Directive: Your task is to output the entries below word for word.

Data rows:

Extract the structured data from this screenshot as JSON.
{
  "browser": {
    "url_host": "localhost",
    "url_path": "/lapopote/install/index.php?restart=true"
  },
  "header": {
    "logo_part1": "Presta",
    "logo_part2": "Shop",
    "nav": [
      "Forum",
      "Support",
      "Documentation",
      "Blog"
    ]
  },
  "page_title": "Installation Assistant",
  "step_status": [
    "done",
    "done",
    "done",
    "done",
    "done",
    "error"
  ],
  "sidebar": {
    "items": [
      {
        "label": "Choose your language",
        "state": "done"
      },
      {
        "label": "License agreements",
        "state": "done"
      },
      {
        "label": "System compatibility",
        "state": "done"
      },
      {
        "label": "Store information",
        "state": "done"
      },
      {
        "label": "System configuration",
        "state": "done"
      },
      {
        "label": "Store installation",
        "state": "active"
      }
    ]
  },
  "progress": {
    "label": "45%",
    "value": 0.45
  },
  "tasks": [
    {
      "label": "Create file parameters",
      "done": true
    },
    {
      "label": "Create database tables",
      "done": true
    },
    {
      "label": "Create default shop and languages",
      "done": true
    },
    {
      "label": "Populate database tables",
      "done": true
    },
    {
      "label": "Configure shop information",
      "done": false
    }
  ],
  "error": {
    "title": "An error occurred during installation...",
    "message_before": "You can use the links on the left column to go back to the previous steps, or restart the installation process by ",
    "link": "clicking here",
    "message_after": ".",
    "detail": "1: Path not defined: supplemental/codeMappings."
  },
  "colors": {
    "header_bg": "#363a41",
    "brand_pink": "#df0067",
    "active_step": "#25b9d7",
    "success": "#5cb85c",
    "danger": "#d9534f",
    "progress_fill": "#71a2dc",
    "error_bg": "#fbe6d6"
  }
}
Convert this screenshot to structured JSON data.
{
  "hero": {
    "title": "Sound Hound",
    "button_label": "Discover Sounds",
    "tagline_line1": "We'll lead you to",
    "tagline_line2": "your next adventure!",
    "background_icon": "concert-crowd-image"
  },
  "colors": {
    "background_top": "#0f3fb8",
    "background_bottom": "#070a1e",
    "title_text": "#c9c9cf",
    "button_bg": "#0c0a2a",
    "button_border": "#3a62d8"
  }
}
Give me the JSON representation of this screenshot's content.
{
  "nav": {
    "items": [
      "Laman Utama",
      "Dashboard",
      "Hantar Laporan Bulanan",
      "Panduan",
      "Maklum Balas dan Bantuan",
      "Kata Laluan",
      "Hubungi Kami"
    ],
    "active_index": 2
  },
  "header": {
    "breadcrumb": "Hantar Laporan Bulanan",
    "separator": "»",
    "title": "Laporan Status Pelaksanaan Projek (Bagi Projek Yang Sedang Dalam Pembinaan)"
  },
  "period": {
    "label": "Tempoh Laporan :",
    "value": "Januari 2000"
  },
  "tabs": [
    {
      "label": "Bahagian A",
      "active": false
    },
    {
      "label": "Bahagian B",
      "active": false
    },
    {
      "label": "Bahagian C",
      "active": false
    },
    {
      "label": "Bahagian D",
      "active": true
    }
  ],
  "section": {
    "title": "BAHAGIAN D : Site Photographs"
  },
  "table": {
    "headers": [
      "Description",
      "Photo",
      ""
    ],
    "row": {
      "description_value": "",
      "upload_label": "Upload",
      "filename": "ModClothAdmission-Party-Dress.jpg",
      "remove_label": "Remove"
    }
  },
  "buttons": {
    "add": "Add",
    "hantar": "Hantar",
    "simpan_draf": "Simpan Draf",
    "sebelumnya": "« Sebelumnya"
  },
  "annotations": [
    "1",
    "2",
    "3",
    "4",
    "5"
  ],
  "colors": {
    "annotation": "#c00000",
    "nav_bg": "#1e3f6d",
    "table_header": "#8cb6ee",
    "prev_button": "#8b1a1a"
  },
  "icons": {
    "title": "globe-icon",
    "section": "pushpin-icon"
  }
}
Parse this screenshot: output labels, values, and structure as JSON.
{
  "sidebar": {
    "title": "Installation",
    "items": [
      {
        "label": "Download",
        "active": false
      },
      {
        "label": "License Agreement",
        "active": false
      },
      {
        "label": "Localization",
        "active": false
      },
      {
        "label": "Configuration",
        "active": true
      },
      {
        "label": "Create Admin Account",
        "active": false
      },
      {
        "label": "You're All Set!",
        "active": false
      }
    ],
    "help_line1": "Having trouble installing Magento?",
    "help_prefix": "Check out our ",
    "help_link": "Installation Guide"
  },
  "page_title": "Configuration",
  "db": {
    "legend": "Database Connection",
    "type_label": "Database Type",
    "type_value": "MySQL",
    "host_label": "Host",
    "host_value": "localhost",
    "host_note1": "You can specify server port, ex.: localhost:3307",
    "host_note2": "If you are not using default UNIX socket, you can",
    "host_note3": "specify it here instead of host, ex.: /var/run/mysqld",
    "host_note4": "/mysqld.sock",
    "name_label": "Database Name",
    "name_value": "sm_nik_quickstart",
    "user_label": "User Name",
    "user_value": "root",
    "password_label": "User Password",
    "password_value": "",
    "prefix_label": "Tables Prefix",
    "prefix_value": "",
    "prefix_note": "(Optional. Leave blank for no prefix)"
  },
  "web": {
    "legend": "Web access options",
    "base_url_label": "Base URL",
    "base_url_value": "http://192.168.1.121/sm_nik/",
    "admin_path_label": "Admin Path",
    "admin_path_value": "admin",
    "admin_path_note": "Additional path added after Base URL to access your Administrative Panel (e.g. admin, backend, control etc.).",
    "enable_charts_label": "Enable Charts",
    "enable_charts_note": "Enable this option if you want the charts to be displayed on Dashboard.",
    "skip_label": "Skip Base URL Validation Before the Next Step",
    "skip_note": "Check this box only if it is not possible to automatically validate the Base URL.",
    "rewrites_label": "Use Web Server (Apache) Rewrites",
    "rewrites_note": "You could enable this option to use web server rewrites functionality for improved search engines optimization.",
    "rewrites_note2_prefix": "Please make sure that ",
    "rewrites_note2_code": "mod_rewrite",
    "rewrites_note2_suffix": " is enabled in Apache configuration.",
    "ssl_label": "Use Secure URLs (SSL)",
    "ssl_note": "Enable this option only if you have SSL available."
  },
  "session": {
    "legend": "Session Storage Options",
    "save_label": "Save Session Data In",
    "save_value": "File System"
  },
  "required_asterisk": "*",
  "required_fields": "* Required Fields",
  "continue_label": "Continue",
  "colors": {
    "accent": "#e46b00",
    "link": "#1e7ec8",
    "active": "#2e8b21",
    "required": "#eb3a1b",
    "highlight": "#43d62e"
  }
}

Written answer:
Extract the structured data from this screenshot as JSON.
{
  "browser": {
    "url_host": "localhost",
    "url_path": "/lapopote/install/index.php?restart=true"
  },
  "header": {
    "logo_part1": "Presta",
    "logo_part2": "Shop",
    "nav": [
      "Forum",
      "Support",
      "Documentation",
      "Blog"
    ]
  },
  "page_title": "Installation Assistant",
  "step_status": [
    "done",
    "done",
    "done",
    "done",
    "done",
    "error"
  ],
  "sidebar": {
    "items": [
      {
        "label": "Choose your language",
        "state": "done"
      },
      {
        "label": "License agreements",
        "state": "done"
      },
      {
        "label": "System compatibility",
        "state": "done"
      },
      {
        "label": "Store information",
        "state": "done"
      },
      {
        "label": "System configuration",
        "state": "done"
      },
      {
        "label": "Store installation",
        "state": "active"
      }
    ]
  },
  "progress": {
    "label": "45%",
    "value": 0.45
  },
  "tasks": [
    {
      "label": "Create file parameters",
      "done": true
    },
    {
      "label": "Create database tables",
      "done": true
    },
    {
      "label": "Create default shop and languages",
      "done": true
    },
    {
      "label": "Populate database tables",
      "done": true
    },
    {
      "label": "Configure shop information",
      "done": false
    }
  ],
  "error": {
    "title": "An error occurred during installation...",
    "message_before": "You can use the links on the left column to go back to the previous steps, or restart the installation process by ",
    "link": "clicking here",
    "message_after": ".",
    "detail": "1: Path not defined: supplemental/codeMappings."
  },
  "colors": {
    "header_bg": "#363a41",
    "brand_pink": "#df0067",
    "active_step": "#25b9d7",
    "success": "#5cb85c",
    "danger": "#d9534f",
    "progress_fill": "#71a2dc",
    "error_bg": "#fbe6d6"
  }
}
Convert this screenshot to structured JSON data.
{
  "hero": {
    "title": "Sound Hound",
    "button_label": "Discover Sounds",
    "tagline_line1": "We'll lead you to",
    "tagline_line2": "your next adventure!",
    "background_icon": "concert-crowd-image"
  },
  "colors": {
    "background_top": "#0f3fb8",
    "background_bottom": "#070a1e",
    "title_text": "#c9c9cf",
    "button_bg": "#0c0a2a",
    "button_border": "#3a62d8"
  }
}
Give me the JSON representation of this screenshot's content.
{
  "nav": {
    "items": [
      "Laman Utama",
      "Dashboard",
      "Hantar Laporan Bulanan",
      "Panduan",
      "Maklum Balas dan Bantuan",
      "Kata Laluan",
      "Hubungi Kami"
    ],
    "active_index": 2
  },
  "header": {
    "breadcrumb": "Hantar Laporan Bulanan",
    "separator": "»",
    "title": "Laporan Status Pelaksanaan Projek (Bagi Projek Yang Sedang Dalam Pembinaan)"
  },
  "period": {
    "label": "Tempoh Laporan :",
    "value": "Januari 2000"
  },
  "tabs": [
    {
      "label": "Bahagian A",
      "active": false
    },
    {
      "label": "Bahagian B",
      "active": false
    },
    {
      "label": "Bahagian C",
      "active": false
    },
    {
      "label": "Bahagian D",
      "active": true
    }
  ],
  "section": {
    "title": "BAHAGIAN D : Site Photographs"
  },
  "table": {
    "headers": [
      "Description",
      "Photo",
      ""
    ],
    "row": {
      "description_value": "",
      "upload_label": "Upload",
      "filename": "ModClothAdmission-Party-Dress.jpg",
      "remove_label": "Remove"
    }
  },
  "buttons": {
    "add": "Add",
    "hantar": "Hantar",
    "simpan_draf": "Simpan Draf",
    "sebelumnya": "« Sebelumnya"
  },
  "annotations": [
    "1",
    "2",
    "3",
    "4",
    "5"
  ],
  "colors": {
    "annotation": "#c00000",
    "nav_bg": "#1e3f6d",
    "table_header": "#8cb6ee",
    "prev_button": "#8b1a1a"
  },
  "icons": {
    "title": "globe-icon",
    "section": "pushpin-icon"
  }
}
Parse this screenshot: output labels, values, and structure as JSON.
{
  "sidebar": {
    "title": "Installation",
    "items": [
      {
        "label": "Download",
        "active": false
      },
      {
        "label": "License Agreement",
        "active": false
      },
      {
        "label": "Localization",
        "active": false
      },
      {
        "label": "Configuration",
        "active": true
      },
      {
        "label": "Create Admin Account",
        "active": false
      },
      {
        "label": "You're All Set!",
        "active": false
      }
    ],
    "help_line1": "Having trouble installing Magento?",
    "help_prefix": "Check out our ",
    "help_link": "Installation Guide"
  },
  "page_title": "Configuration",
  "db": {
    "legend": "Database Connection",
    "type_label": "Database Type",
    "type_value": "MySQL",
    "host_label": "Host",
    "host_value": "localhost",
    "host_note1": "You can specify server port, ex.: localhost:3307",
    "host_note2": "If you are not using default UNIX socket, you can",
    "host_note3": "specify it here instead of host, ex.: /var/run/mysqld",
    "host_note4": "/mysqld.sock",
    "name_label": "Database Name",
    "name_value": "sm_nik_quickstart",
    "user_label": "User Name",
    "user_value": "root",
    "password_label": "User Password",
    "password_value": "",
    "prefix_label": "Tables Prefix",
    "prefix_value": "",
    "prefix_note": "(Optional. Leave blank for no prefix)"
  },
  "web": {
    "legend": "Web access options",
    "base_url_label": "Base URL",
    "base_url_value": "http://192.168.1.121/sm_nik/",
    "admin_path_label": "Admin Path",
    "admin_path_value": "admin",
    "admin_path_note": "Additional path added after Base URL to access your Administrative Panel (e.g. admin, backend, control etc.).",
    "enable_charts_label": "Enable Charts",
    "enable_charts_note": "Enable this option if you want the charts to be displayed on Dashboard.",
    "skip_label": "Skip Base URL Validation Before the Next Step",
    "skip_note": "Check this box only if it is not possible to automatically validate the Base URL.",
    "rewrites_label": "Use Web Server (Apache) Rewrites",
    "rewrites_note": "You could enable this option to use web server rewrites functionality for improved search engines optimization.",
    "rewrites_note2_prefix": "Please make sure that ",
    "rewrites_note2_code": "mod_rewrite",
    "rewrites_note2_suffix": " is enabled in Apache configuration.",
    "ssl_label": "Use Secure URLs (SSL)",
    "ssl_note": "Enable this option only if you have SSL available."
  },
  "session": {
    "legend": "Session Storage Options",
    "save_label": "Save Session Data In",
    "save_value": "File System"
  },
  "required_asterisk": "*",
  "required_fields": "* Required Fields",
  "continue_label": "Continue",
  "colors": {
    "accent": "#e46b00",
    "link": "#1e7ec8",
    "active": "#2e8b21",
    "required": "#eb3a1b",
    "highlight": "#43d62e"
  }
}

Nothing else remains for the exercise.